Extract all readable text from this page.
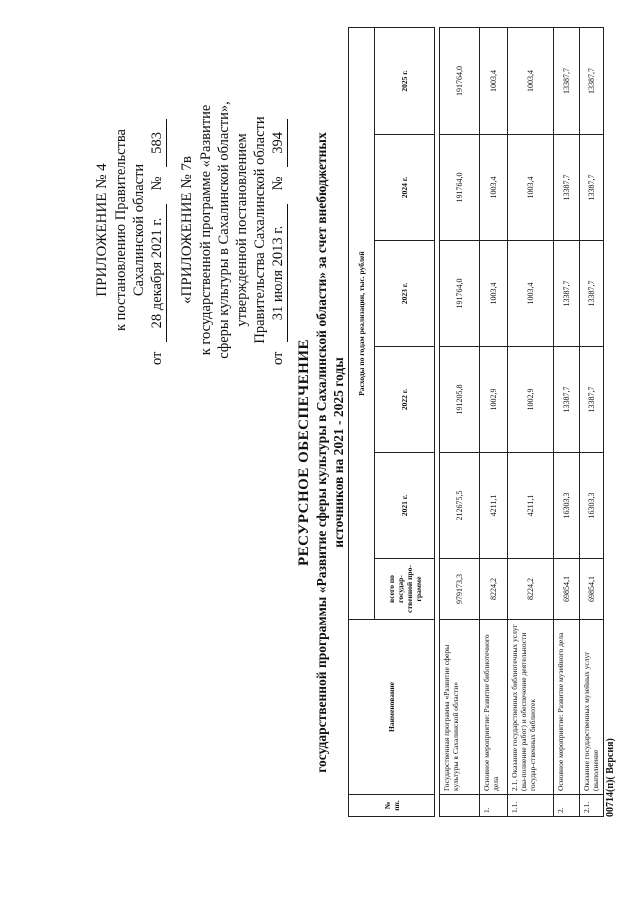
ПРИЛОЖЕНИЕ № 4 к постановлению Правительства Сахалинской области
от 28 декабря 2021 г. № 583
«ПРИЛОЖЕНИЕ № 7в к государственной программе «Развитие сферы культуры в Сахалинской области», утвержденной постановлением Правительства Сахалинской области
от 31 июля 2013 г. № 394
РЕСУРСНОЕ ОБЕСПЕЧЕНИЕ государственной программы «Развитие сферы культуры в Сахалинской области» за счет внебюджетных источников на 2021 - 2025 годы
№ пп.	Наименование	Расходы по годам реализации, тыс. рублей					
		всего по государ-ственной про-грамме	2021 г.	2022 г.	2023 г.	2024 г.	2025 г.
	Государственная программа «Развитие сферы культуры в Сахалинской области»	979173,3	212675,5	191205,8	191764,0	191764,0	191764,0
1.	Основное мероприятие: Развитие библиотечного дела	8224,2	4211,1	1002,9	1003,4	1003,4	1003,4
1.1.	2.1. Оказание государственных библиотечных услуг (вы-полнение работ) и обеспечение деятельности государ-ственных библиотек	8224,2	4211,1	1002,9	1003,4	1003,4	1003,4
2.	Основное мероприятие: Развитие музейного дела	69854,1	16303,3	13387,7	13387,7	13387,7	13387,7
2.1.	Оказание государственных музейных услуг (выполнение	69854,1	16303,3	13387,7	13387,7	13387,7	13387,7
00714(п)( Версия)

——————————

Task description:
Write out all the entries word for word, but skip any images.

Solution:
Extract all readable text from this page.
ПРИЛОЖЕНИЕ № 4 к постановлению Правительства Сахалинской области
от 28 декабря 2021 г. № 583
«ПРИЛОЖЕНИЕ № 7в к государственной программе «Развитие сферы культуры в Сахалинской области», утвержденной постановлением Правительства Сахалинской области
от 31 июля 2013 г. № 394
РЕСУРСНОЕ ОБЕСПЕЧЕНИЕ государственной программы «Развитие сферы культуры в Сахалинской области» за счет внебюджетных источников на 2021 - 2025 годы
№ пп.	Наименование	Расходы по годам реализации, тыс. рублей					
		всего по государ-ственной про-грамме	2021 г.	2022 г.	2023 г.	2024 г.	2025 г.
	Государственная программа «Развитие сферы культуры в Сахалинской области»	979173,3	212675,5	191205,8	191764,0	191764,0	191764,0
1.	Основное мероприятие: Развитие библиотечного дела	8224,2	4211,1	1002,9	1003,4	1003,4	1003,4
1.1.	2.1. Оказание государственных библиотечных услуг (вы-полнение работ) и обеспечение деятельности государ-ственных библиотек	8224,2	4211,1	1002,9	1003,4	1003,4	1003,4
2.	Основное мероприятие: Развитие музейного дела	69854,1	16303,3	13387,7	13387,7	13387,7	13387,7
2.1.	Оказание государственных музейных услуг (выполнение	69854,1	16303,3	13387,7	13387,7	13387,7	13387,7
00714(п)( Версия)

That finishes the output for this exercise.